Copy each line that contains the word "Location".

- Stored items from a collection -
········

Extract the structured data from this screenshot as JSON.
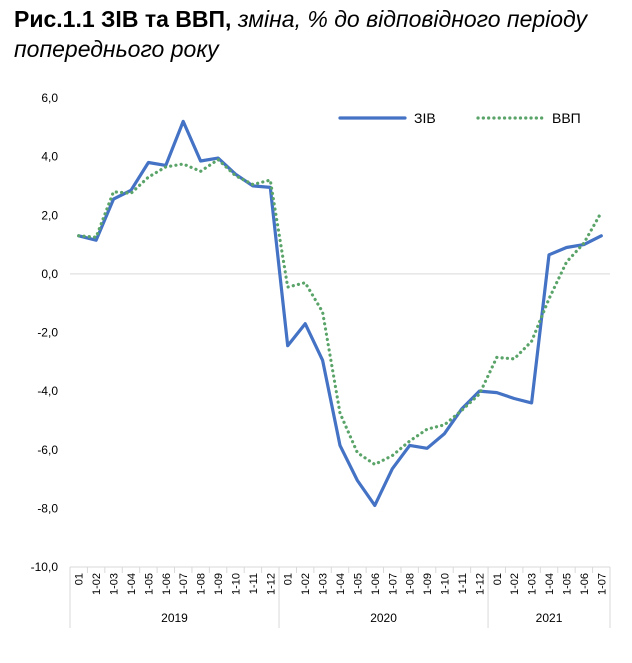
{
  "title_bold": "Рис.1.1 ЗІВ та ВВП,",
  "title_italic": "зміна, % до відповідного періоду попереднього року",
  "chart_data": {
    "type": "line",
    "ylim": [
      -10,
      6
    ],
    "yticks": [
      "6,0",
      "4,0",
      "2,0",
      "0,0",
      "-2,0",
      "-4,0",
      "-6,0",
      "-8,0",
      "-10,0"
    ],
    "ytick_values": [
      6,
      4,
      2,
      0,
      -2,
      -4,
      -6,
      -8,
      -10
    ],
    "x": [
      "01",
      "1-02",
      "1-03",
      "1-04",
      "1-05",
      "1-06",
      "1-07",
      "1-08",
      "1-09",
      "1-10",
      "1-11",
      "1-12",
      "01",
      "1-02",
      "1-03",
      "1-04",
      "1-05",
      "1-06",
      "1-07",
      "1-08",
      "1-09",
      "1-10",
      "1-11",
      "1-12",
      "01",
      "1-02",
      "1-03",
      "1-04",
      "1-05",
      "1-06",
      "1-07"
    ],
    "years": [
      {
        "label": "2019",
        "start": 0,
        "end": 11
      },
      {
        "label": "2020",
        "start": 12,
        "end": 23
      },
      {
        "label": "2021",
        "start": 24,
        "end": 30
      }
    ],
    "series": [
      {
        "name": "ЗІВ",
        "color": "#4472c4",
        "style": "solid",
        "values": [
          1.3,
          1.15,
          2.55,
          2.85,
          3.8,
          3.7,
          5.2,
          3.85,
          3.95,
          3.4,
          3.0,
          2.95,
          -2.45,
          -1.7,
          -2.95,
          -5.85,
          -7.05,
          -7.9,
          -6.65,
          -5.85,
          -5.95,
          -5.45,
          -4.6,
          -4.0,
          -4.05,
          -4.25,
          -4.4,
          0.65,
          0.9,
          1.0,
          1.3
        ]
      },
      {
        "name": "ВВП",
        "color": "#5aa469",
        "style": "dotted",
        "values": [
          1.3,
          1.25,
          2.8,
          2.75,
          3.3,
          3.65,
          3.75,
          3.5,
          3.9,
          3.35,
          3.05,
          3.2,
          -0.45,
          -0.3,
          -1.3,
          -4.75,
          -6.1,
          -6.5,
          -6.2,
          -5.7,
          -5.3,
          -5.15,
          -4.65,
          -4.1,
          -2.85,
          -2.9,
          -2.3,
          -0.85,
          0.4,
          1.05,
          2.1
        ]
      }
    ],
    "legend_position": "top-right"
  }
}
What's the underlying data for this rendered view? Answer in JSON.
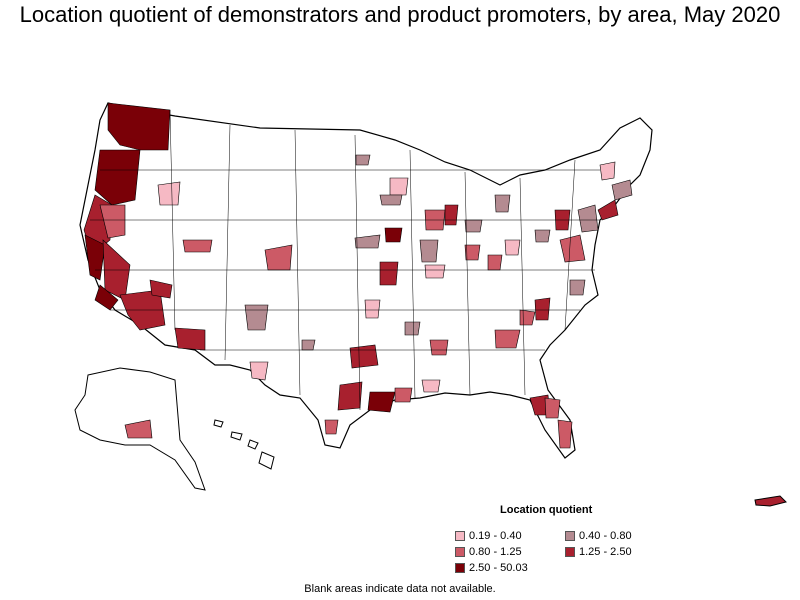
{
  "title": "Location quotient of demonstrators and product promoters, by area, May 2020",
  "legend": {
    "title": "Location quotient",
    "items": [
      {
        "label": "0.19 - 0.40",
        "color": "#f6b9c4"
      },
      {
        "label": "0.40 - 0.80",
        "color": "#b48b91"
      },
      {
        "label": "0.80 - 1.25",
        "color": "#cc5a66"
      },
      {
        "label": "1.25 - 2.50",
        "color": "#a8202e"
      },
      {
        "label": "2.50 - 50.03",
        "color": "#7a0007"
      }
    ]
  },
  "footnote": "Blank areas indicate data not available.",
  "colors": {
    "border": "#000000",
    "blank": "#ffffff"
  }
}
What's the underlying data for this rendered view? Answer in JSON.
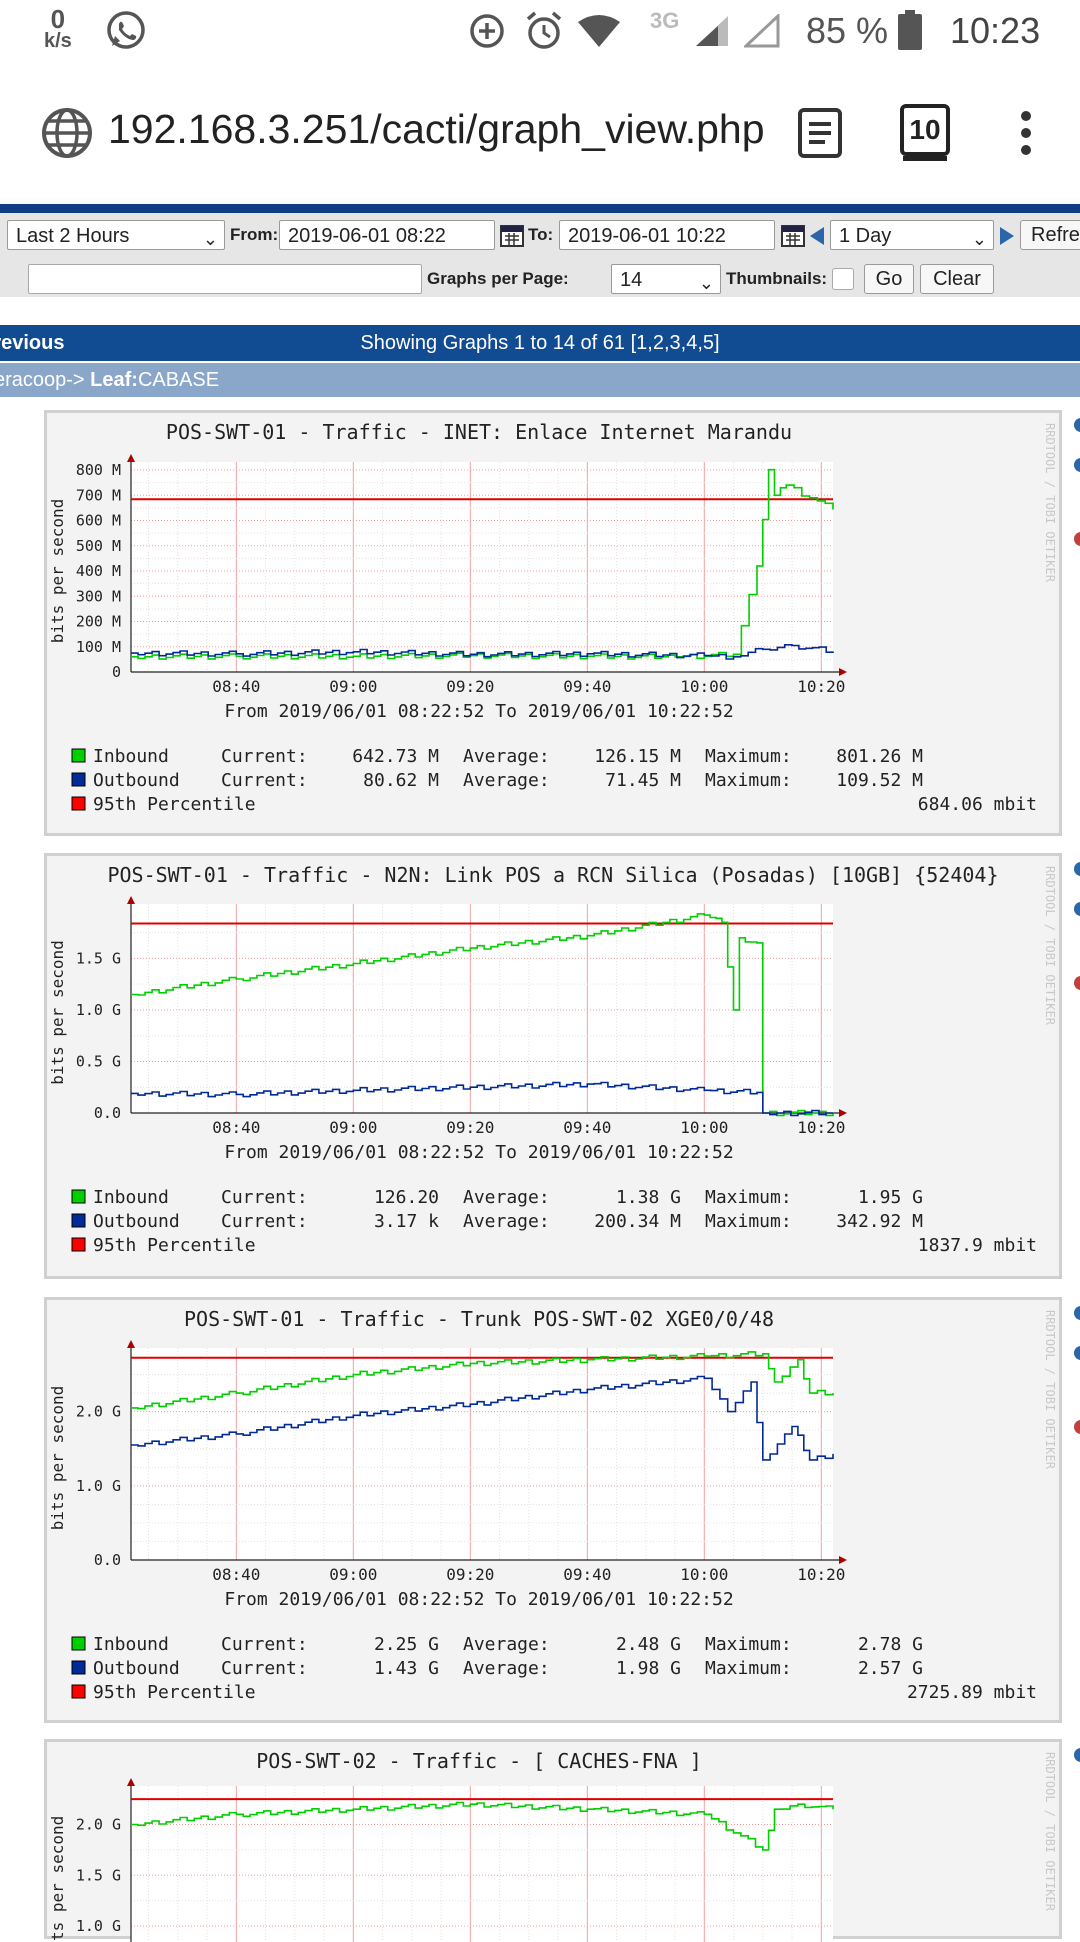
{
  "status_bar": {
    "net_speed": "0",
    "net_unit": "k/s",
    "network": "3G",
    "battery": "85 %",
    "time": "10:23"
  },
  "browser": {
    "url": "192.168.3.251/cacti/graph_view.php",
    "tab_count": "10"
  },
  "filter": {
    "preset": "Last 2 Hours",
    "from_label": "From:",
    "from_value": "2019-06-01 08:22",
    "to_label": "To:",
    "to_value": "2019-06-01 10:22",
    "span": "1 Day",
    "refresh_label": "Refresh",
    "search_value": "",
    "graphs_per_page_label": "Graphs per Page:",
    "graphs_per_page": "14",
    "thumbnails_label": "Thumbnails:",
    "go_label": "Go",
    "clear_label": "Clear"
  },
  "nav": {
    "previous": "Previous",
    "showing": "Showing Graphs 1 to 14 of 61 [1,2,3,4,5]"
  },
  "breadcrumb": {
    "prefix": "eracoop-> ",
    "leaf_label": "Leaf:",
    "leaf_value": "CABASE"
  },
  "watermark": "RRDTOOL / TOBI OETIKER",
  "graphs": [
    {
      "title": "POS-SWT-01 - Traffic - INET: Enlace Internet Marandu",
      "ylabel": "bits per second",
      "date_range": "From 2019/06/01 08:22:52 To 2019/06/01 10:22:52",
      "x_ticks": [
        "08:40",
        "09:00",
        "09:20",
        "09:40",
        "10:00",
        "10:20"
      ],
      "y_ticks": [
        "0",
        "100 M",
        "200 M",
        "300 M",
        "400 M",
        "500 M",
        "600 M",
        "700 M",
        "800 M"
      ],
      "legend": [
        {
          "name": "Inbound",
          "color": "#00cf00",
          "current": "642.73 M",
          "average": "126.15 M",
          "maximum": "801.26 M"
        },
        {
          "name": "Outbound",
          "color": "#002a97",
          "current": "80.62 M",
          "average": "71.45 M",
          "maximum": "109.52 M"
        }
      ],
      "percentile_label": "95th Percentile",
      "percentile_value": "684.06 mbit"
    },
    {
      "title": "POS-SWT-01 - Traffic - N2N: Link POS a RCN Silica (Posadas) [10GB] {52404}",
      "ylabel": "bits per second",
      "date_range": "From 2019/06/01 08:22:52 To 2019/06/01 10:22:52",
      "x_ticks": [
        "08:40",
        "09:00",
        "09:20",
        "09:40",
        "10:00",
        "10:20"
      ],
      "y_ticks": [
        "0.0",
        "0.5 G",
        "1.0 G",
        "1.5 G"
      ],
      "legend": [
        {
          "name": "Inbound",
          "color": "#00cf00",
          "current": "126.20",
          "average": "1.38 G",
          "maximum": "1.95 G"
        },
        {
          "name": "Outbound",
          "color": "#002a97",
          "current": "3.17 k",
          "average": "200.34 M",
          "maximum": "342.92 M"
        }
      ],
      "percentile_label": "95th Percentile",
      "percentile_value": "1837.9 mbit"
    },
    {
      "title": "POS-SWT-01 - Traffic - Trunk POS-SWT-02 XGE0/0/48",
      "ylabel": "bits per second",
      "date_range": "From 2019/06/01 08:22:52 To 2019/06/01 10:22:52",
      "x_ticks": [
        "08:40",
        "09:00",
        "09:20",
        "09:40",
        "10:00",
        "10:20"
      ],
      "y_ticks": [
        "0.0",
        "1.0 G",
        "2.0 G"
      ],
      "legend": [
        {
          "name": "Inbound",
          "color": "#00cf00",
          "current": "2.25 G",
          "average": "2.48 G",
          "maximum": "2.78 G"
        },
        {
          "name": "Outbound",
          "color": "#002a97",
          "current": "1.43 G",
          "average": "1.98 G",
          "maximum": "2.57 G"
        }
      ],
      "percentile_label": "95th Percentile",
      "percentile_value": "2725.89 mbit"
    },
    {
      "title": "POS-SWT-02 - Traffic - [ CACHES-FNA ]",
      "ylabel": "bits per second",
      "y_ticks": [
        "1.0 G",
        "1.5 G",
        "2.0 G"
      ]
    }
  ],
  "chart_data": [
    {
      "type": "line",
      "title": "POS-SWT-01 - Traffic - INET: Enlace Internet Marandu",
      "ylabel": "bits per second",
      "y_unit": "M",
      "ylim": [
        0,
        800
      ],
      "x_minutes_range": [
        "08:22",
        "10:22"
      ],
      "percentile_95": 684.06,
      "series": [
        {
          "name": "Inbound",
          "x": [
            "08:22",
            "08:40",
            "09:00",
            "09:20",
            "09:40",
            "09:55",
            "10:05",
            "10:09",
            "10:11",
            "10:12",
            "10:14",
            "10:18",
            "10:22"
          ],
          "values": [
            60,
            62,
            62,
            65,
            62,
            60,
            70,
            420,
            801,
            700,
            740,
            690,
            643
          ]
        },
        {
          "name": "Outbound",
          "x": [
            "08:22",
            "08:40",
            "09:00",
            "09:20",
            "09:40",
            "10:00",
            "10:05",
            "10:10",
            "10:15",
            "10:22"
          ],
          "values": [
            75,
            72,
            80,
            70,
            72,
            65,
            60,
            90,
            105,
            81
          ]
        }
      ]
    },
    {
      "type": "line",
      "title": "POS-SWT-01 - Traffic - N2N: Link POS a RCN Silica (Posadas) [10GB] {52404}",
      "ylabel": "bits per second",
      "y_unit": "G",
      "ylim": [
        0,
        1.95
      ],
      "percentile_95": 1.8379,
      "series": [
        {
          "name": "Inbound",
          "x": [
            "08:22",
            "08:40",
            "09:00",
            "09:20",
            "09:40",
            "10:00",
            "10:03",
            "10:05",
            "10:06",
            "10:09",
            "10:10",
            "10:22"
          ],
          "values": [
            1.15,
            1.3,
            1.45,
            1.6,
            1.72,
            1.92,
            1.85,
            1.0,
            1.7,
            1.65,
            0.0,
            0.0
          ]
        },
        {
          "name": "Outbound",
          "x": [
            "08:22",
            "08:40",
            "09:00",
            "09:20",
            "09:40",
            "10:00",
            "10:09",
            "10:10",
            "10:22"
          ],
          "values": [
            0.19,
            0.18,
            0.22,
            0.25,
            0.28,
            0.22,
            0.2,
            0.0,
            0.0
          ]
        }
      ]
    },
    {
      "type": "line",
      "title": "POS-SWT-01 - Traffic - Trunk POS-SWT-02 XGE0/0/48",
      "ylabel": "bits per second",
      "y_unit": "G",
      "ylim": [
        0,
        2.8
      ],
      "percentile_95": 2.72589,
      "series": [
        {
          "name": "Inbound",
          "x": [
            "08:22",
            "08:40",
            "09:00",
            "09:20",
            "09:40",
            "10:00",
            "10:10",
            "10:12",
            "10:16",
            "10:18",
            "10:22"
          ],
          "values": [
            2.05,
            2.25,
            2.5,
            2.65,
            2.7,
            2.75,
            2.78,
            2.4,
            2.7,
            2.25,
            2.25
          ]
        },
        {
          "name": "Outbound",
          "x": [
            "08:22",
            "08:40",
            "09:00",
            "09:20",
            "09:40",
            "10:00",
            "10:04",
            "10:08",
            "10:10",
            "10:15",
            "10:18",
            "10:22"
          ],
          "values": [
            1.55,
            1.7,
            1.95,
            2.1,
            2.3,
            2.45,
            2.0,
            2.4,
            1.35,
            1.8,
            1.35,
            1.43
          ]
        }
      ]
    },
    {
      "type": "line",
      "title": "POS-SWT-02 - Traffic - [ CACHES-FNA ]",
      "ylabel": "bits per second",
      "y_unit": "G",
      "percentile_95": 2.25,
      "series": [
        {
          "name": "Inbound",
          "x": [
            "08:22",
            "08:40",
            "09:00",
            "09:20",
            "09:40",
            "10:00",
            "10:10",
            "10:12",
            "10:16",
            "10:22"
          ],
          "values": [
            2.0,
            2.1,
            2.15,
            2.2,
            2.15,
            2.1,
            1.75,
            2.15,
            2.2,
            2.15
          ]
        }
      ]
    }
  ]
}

········

- Exercise result -
  "title": "Location quotient of demonstrators and product promoters, by area, May 2020",
    "title": "Location quotient",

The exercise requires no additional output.